Objective: Each entry below is to be written out exactly, and the pictures are to be left out.

START

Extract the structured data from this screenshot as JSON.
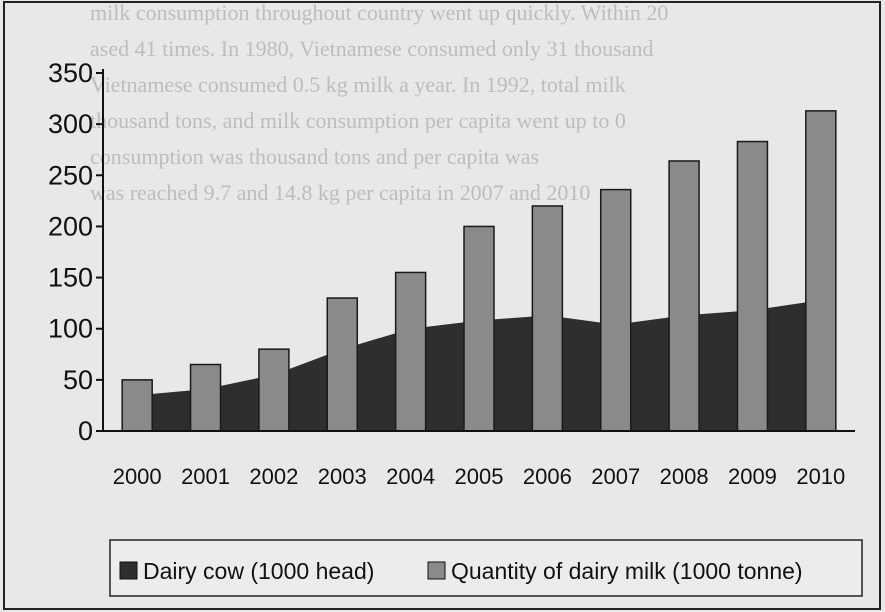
{
  "chart_data": {
    "type": "bar",
    "categories": [
      "2000",
      "2001",
      "2002",
      "2003",
      "2004",
      "2005",
      "2006",
      "2007",
      "2008",
      "2009",
      "2010"
    ],
    "series": [
      {
        "name": "Dairy cow (1000 head)",
        "chart_type": "area",
        "color": "#2e2e2e",
        "values": [
          35,
          41,
          55,
          80,
          100,
          108,
          113,
          104,
          113,
          118,
          128
        ]
      },
      {
        "name": "Quantity of dairy milk (1000 tonne)",
        "chart_type": "bar",
        "color": "#8a8a8a",
        "values": [
          50,
          65,
          80,
          130,
          155,
          200,
          220,
          236,
          264,
          283,
          313
        ]
      }
    ],
    "y_ticks": [
      "0",
      "50",
      "100",
      "150",
      "200",
      "250",
      "300",
      "350"
    ],
    "ylim": [
      0,
      350
    ],
    "legend_position": "bottom",
    "grid": false
  },
  "background_text": [
    "milk consumption throughout country went up quickly. Within 20",
    "ased 41 times. In 1980, Vietnamese consumed only 31 thousand",
    "Vietnamese consumed 0.5 kg milk a year. In 1992, total milk",
    "thousand tons, and milk consumption per capita went up to 0",
    "consumption was thousand tons and per capita was",
    "was reached 9.7 and 14.8 kg per capita in 2007 and 2010"
  ]
}
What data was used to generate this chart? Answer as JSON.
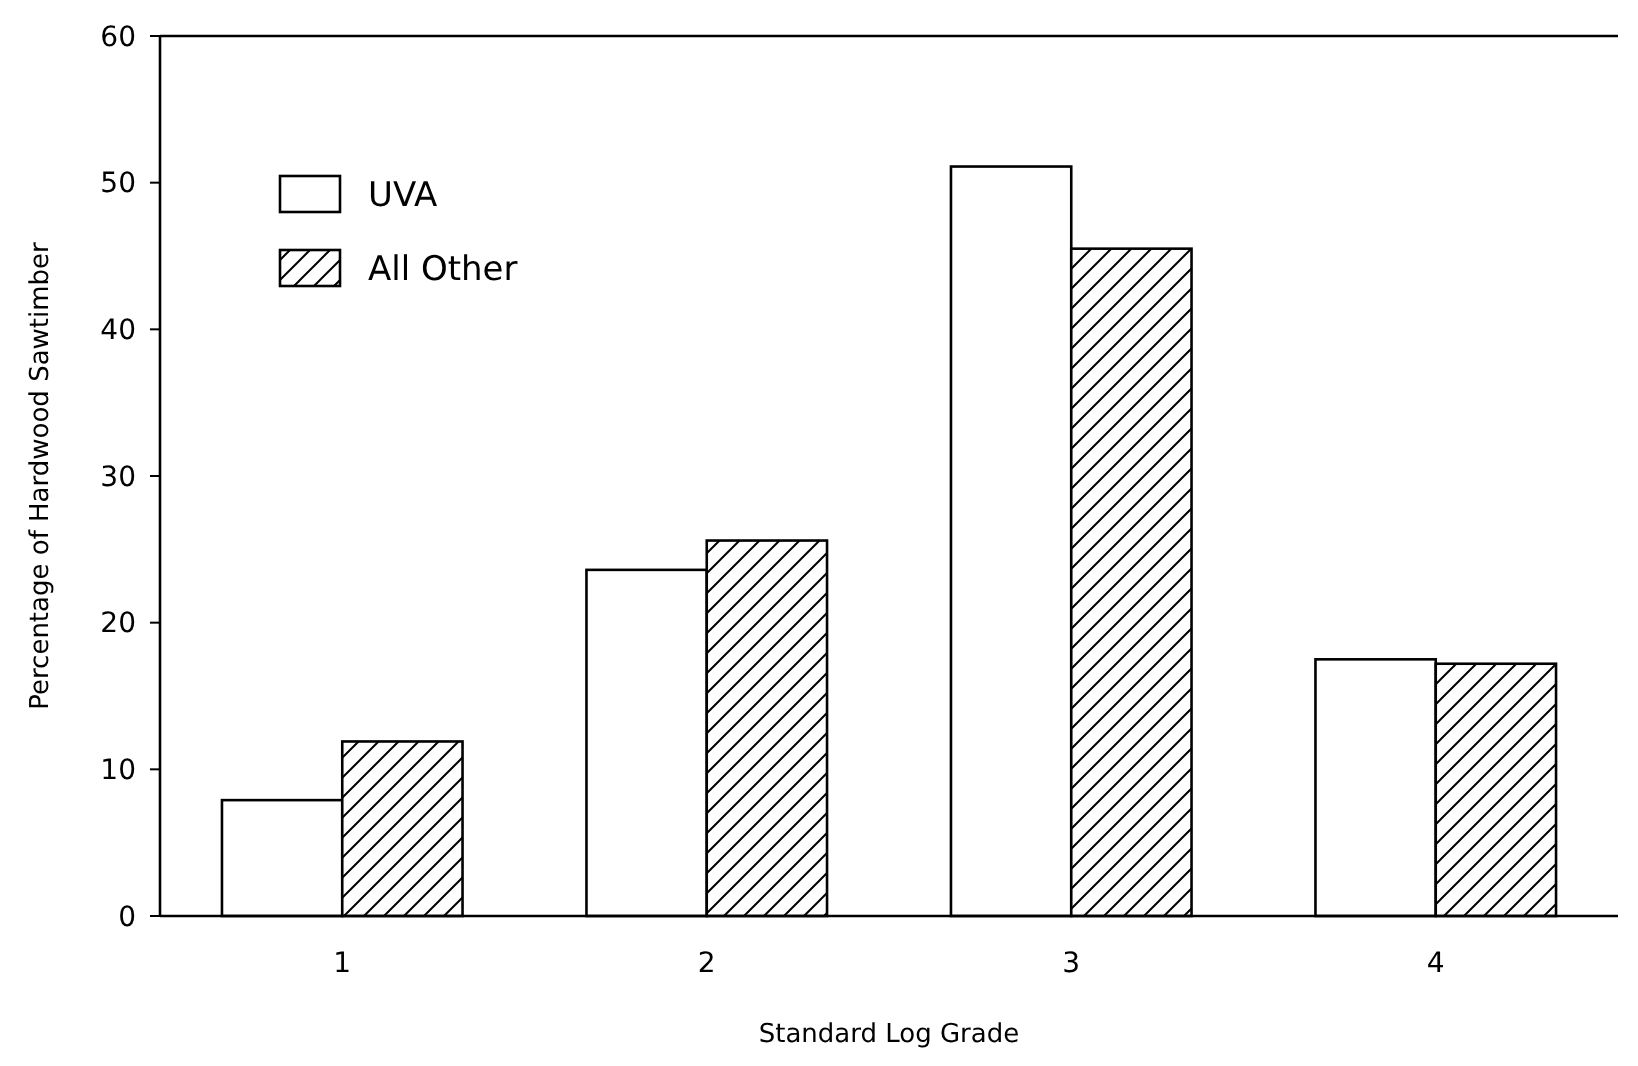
{
  "chart_data": {
    "type": "bar",
    "xlabel": "Standard Log Grade",
    "ylabel": "Percentage of Hardwood Sawtimber",
    "categories": [
      "1",
      "2",
      "3",
      "4"
    ],
    "series": [
      {
        "name": "UVA",
        "color": "#ffffff",
        "values": [
          7.9,
          23.6,
          51.1,
          17.5
        ]
      },
      {
        "name": "All Other",
        "color": "#000000",
        "values": [
          11.9,
          25.6,
          45.5,
          17.2
        ]
      }
    ],
    "ylim": [
      0,
      60
    ],
    "yticks": [
      0,
      10,
      20,
      30,
      40,
      50,
      60
    ],
    "grid": false,
    "legend": "top left"
  }
}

END

Answer to this task:
Extract the structured data from this screenshot as JSON.
{
  "chart_data": {
    "type": "bar",
    "categories": [
      "2000",
      "2001",
      "2002",
      "2003",
      "2004",
      "2005",
      "2006",
      "2007",
      "2008",
      "2009",
      "2010"
    ],
    "series": [
      {
        "name": "Dairy cow (1000 head)",
        "chart_type": "area",
        "color": "#2e2e2e",
        "values": [
          35,
          41,
          55,
          80,
          100,
          108,
          113,
          104,
          113,
          118,
          128
        ]
      },
      {
        "name": "Quantity of dairy milk (1000 tonne)",
        "chart_type": "bar",
        "color": "#8a8a8a",
        "values": [
          50,
          65,
          80,
          130,
          155,
          200,
          220,
          236,
          264,
          283,
          313
        ]
      }
    ],
    "y_ticks": [
      "0",
      "50",
      "100",
      "150",
      "200",
      "250",
      "300",
      "350"
    ],
    "ylim": [
      0,
      350
    ],
    "legend_position": "bottom",
    "grid": false
  },
  "background_text": [
    "milk consumption throughout country went up quickly. Within 20",
    "ased 41 times. In 1980, Vietnamese consumed only 31 thousand",
    "Vietnamese consumed 0.5 kg milk a year. In 1992, total milk",
    "thousand tons, and milk consumption per capita went up to 0",
    "consumption was thousand tons and per capita was",
    "was reached 9.7 and 14.8 kg per capita in 2007 and 2010"
  ]
}
What data was used to generate this chart? Answer as JSON.
{
  "chart_data": {
    "type": "bar",
    "xlabel": "Standard Log Grade",
    "ylabel": "Percentage of Hardwood Sawtimber",
    "categories": [
      "1",
      "2",
      "3",
      "4"
    ],
    "series": [
      {
        "name": "UVA",
        "color": "#ffffff",
        "values": [
          7.9,
          23.6,
          51.1,
          17.5
        ]
      },
      {
        "name": "All Other",
        "color": "#000000",
        "values": [
          11.9,
          25.6,
          45.5,
          17.2
        ]
      }
    ],
    "ylim": [
      0,
      60
    ],
    "yticks": [
      0,
      10,
      20,
      30,
      40,
      50,
      60
    ],
    "grid": false,
    "legend": "top left"
  }
}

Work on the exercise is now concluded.